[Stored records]
==============================

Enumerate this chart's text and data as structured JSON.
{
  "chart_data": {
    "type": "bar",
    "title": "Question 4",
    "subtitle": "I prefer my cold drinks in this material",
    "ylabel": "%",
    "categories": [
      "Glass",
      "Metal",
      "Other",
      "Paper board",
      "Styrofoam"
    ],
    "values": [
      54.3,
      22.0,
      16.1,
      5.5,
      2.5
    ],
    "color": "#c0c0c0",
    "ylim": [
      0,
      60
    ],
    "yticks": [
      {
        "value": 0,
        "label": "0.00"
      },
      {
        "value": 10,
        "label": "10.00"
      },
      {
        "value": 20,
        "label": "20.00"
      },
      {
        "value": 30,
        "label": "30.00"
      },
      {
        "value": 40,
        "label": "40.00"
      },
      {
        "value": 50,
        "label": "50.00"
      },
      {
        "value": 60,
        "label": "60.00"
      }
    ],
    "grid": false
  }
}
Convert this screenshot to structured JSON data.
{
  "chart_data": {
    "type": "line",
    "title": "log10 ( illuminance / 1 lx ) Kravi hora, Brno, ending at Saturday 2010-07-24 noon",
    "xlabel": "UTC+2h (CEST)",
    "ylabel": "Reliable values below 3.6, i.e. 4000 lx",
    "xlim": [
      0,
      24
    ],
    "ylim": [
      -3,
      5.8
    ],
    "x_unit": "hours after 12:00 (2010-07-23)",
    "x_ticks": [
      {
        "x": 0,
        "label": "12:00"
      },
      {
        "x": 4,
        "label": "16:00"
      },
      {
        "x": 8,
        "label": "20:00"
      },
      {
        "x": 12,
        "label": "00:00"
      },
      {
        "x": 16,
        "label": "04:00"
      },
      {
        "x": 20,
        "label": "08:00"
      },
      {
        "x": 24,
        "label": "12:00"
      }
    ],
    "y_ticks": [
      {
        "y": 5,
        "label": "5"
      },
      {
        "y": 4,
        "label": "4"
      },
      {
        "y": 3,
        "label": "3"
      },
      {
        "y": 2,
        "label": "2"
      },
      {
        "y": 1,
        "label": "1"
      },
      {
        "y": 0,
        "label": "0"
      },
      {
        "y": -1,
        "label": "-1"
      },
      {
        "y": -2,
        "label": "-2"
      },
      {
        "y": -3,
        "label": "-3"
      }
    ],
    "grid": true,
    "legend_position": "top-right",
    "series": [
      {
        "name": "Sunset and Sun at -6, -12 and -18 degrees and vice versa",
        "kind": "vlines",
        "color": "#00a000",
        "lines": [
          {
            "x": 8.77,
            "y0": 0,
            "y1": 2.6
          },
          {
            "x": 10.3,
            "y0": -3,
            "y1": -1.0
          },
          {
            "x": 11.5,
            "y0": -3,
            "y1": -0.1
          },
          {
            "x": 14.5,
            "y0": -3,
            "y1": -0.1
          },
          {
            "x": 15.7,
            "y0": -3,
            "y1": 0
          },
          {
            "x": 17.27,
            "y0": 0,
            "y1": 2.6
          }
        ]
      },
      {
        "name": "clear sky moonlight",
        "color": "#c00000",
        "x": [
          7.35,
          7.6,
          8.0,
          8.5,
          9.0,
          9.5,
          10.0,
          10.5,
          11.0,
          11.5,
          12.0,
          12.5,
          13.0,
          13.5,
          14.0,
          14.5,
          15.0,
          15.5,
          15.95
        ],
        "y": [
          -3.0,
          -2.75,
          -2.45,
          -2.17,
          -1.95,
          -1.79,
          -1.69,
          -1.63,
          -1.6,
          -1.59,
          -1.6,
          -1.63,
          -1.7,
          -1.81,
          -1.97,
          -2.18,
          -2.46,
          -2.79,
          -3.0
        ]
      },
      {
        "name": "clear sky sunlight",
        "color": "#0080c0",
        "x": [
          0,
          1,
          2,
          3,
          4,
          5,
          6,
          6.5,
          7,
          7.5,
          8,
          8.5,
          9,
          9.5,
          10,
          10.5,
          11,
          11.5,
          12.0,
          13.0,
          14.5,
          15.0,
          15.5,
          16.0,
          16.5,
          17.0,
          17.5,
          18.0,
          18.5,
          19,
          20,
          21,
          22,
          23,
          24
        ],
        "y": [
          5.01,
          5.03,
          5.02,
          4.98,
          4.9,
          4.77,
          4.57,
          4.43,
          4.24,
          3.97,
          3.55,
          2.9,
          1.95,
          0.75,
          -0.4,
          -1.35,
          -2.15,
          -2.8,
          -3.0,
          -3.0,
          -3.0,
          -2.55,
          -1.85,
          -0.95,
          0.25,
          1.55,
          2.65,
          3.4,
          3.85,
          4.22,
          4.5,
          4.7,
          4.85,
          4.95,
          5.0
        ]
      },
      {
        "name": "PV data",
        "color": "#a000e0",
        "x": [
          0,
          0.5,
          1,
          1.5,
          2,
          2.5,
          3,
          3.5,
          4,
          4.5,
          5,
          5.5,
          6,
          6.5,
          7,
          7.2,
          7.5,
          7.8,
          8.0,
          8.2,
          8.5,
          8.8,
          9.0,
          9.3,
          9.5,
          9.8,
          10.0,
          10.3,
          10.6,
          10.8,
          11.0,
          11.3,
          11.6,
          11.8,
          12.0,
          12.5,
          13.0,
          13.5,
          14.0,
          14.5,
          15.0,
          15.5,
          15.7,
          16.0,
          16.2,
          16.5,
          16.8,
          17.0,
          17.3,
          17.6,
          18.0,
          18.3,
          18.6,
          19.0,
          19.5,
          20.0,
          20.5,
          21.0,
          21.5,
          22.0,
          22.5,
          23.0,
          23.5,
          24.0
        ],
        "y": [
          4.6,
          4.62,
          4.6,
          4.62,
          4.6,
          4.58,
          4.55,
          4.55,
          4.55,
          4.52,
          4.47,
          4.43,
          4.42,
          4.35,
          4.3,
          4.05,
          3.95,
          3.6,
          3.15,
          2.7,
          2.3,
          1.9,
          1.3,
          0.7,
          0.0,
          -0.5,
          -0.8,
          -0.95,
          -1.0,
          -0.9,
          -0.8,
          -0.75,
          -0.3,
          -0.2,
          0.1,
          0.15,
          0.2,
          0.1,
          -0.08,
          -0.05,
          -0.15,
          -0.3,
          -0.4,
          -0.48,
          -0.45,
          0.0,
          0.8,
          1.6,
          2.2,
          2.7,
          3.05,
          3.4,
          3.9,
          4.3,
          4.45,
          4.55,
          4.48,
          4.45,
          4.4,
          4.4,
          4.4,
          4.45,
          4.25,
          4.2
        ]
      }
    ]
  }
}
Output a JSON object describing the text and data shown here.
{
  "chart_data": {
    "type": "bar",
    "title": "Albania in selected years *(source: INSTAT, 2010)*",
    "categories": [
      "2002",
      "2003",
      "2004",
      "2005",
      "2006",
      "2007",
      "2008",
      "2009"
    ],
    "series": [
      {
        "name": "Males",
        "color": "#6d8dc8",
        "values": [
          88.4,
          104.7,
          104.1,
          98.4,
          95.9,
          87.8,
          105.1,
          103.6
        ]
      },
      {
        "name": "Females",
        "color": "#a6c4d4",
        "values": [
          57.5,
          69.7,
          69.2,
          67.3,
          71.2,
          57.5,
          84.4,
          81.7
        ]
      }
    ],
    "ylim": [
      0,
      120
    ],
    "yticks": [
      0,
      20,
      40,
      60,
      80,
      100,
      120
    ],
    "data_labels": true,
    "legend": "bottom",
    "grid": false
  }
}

==============================

Given request | Please reproduce every line of the material word for word.

Result below |
Enumerate this chart's text and data as structured JSON.
{
  "chart_data": {
    "type": "bar",
    "title": "Question 4",
    "subtitle": "I prefer my cold drinks in this material",
    "ylabel": "%",
    "categories": [
      "Glass",
      "Metal",
      "Other",
      "Paper board",
      "Styrofoam"
    ],
    "values": [
      54.3,
      22.0,
      16.1,
      5.5,
      2.5
    ],
    "color": "#c0c0c0",
    "ylim": [
      0,
      60
    ],
    "yticks": [
      {
        "value": 0,
        "label": "0.00"
      },
      {
        "value": 10,
        "label": "10.00"
      },
      {
        "value": 20,
        "label": "20.00"
      },
      {
        "value": 30,
        "label": "30.00"
      },
      {
        "value": 40,
        "label": "40.00"
      },
      {
        "value": 50,
        "label": "50.00"
      },
      {
        "value": 60,
        "label": "60.00"
      }
    ],
    "grid": false
  }
}
Convert this screenshot to structured JSON data.
{
  "chart_data": {
    "type": "line",
    "title": "log10 ( illuminance / 1 lx ) Kravi hora, Brno, ending at Saturday 2010-07-24 noon",
    "xlabel": "UTC+2h (CEST)",
    "ylabel": "Reliable values below 3.6, i.e. 4000 lx",
    "xlim": [
      0,
      24
    ],
    "ylim": [
      -3,
      5.8
    ],
    "x_unit": "hours after 12:00 (2010-07-23)",
    "x_ticks": [
      {
        "x": 0,
        "label": "12:00"
      },
      {
        "x": 4,
        "label": "16:00"
      },
      {
        "x": 8,
        "label": "20:00"
      },
      {
        "x": 12,
        "label": "00:00"
      },
      {
        "x": 16,
        "label": "04:00"
      },
      {
        "x": 20,
        "label": "08:00"
      },
      {
        "x": 24,
        "label": "12:00"
      }
    ],
    "y_ticks": [
      {
        "y": 5,
        "label": "5"
      },
      {
        "y": 4,
        "label": "4"
      },
      {
        "y": 3,
        "label": "3"
      },
      {
        "y": 2,
        "label": "2"
      },
      {
        "y": 1,
        "label": "1"
      },
      {
        "y": 0,
        "label": "0"
      },
      {
        "y": -1,
        "label": "-1"
      },
      {
        "y": -2,
        "label": "-2"
      },
      {
        "y": -3,
        "label": "-3"
      }
    ],
    "grid": true,
    "legend_position": "top-right",
    "series": [
      {
        "name": "Sunset and Sun at -6, -12 and -18 degrees and vice versa",
        "kind": "vlines",
        "color": "#00a000",
        "lines": [
          {
            "x": 8.77,
            "y0": 0,
            "y1": 2.6
          },
          {
            "x": 10.3,
            "y0": -3,
            "y1": -1.0
          },
          {
            "x": 11.5,
            "y0": -3,
            "y1": -0.1
          },
          {
            "x": 14.5,
            "y0": -3,
            "y1": -0.1
          },
          {
            "x": 15.7,
            "y0": -3,
            "y1": 0
          },
          {
            "x": 17.27,
            "y0": 0,
            "y1": 2.6
          }
        ]
      },
      {
        "name": "clear sky moonlight",
        "color": "#c00000",
        "x": [
          7.35,
          7.6,
          8.0,
          8.5,
          9.0,
          9.5,
          10.0,
          10.5,
          11.0,
          11.5,
          12.0,
          12.5,
          13.0,
          13.5,
          14.0,
          14.5,
          15.0,
          15.5,
          15.95
        ],
        "y": [
          -3.0,
          -2.75,
          -2.45,
          -2.17,
          -1.95,
          -1.79,
          -1.69,
          -1.63,
          -1.6,
          -1.59,
          -1.6,
          -1.63,
          -1.7,
          -1.81,
          -1.97,
          -2.18,
          -2.46,
          -2.79,
          -3.0
        ]
      },
      {
        "name": "clear sky sunlight",
        "color": "#0080c0",
        "x": [
          0,
          1,
          2,
          3,
          4,
          5,
          6,
          6.5,
          7,
          7.5,
          8,
          8.5,
          9,
          9.5,
          10,
          10.5,
          11,
          11.5,
          12.0,
          13.0,
          14.5,
          15.0,
          15.5,
          16.0,
          16.5,
          17.0,
          17.5,
          18.0,
          18.5,
          19,
          20,
          21,
          22,
          23,
          24
        ],
        "y": [
          5.01,
          5.03,
          5.02,
          4.98,
          4.9,
          4.77,
          4.57,
          4.43,
          4.24,
          3.97,
          3.55,
          2.9,
          1.95,
          0.75,
          -0.4,
          -1.35,
          -2.15,
          -2.8,
          -3.0,
          -3.0,
          -3.0,
          -2.55,
          -1.85,
          -0.95,
          0.25,
          1.55,
          2.65,
          3.4,
          3.85,
          4.22,
          4.5,
          4.7,
          4.85,
          4.95,
          5.0
        ]
      },
      {
        "name": "PV data",
        "color": "#a000e0",
        "x": [
          0,
          0.5,
          1,
          1.5,
          2,
          2.5,
          3,
          3.5,
          4,
          4.5,
          5,
          5.5,
          6,
          6.5,
          7,
          7.2,
          7.5,
          7.8,
          8.0,
          8.2,
          8.5,
          8.8,
          9.0,
          9.3,
          9.5,
          9.8,
          10.0,
          10.3,
          10.6,
          10.8,
          11.0,
          11.3,
          11.6,
          11.8,
          12.0,
          12.5,
          13.0,
          13.5,
          14.0,
          14.5,
          15.0,
          15.5,
          15.7,
          16.0,
          16.2,
          16.5,
          16.8,
          17.0,
          17.3,
          17.6,
          18.0,
          18.3,
          18.6,
          19.0,
          19.5,
          20.0,
          20.5,
          21.0,
          21.5,
          22.0,
          22.5,
          23.0,
          23.5,
          24.0
        ],
        "y": [
          4.6,
          4.62,
          4.6,
          4.62,
          4.6,
          4.58,
          4.55,
          4.55,
          4.55,
          4.52,
          4.47,
          4.43,
          4.42,
          4.35,
          4.3,
          4.05,
          3.95,
          3.6,
          3.15,
          2.7,
          2.3,
          1.9,
          1.3,
          0.7,
          0.0,
          -0.5,
          -0.8,
          -0.95,
          -1.0,
          -0.9,
          -0.8,
          -0.75,
          -0.3,
          -0.2,
          0.1,
          0.15,
          0.2,
          0.1,
          -0.08,
          -0.05,
          -0.15,
          -0.3,
          -0.4,
          -0.48,
          -0.45,
          0.0,
          0.8,
          1.6,
          2.2,
          2.7,
          3.05,
          3.4,
          3.9,
          4.3,
          4.45,
          4.55,
          4.48,
          4.45,
          4.4,
          4.4,
          4.4,
          4.45,
          4.25,
          4.2
        ]
      }
    ]
  }
}
Output a JSON object describing the text and data shown here.
{
  "chart_data": {
    "type": "bar",
    "title": "Albania in selected years *(source: INSTAT, 2010)*",
    "categories": [
      "2002",
      "2003",
      "2004",
      "2005",
      "2006",
      "2007",
      "2008",
      "2009"
    ],
    "series": [
      {
        "name": "Males",
        "color": "#6d8dc8",
        "values": [
          88.4,
          104.7,
          104.1,
          98.4,
          95.9,
          87.8,
          105.1,
          103.6
        ]
      },
      {
        "name": "Females",
        "color": "#a6c4d4",
        "values": [
          57.5,
          69.7,
          69.2,
          67.3,
          71.2,
          57.5,
          84.4,
          81.7
        ]
      }
    ],
    "ylim": [
      0,
      120
    ],
    "yticks": [
      0,
      20,
      40,
      60,
      80,
      100,
      120
    ],
    "data_labels": true,
    "legend": "bottom",
    "grid": false
  }
}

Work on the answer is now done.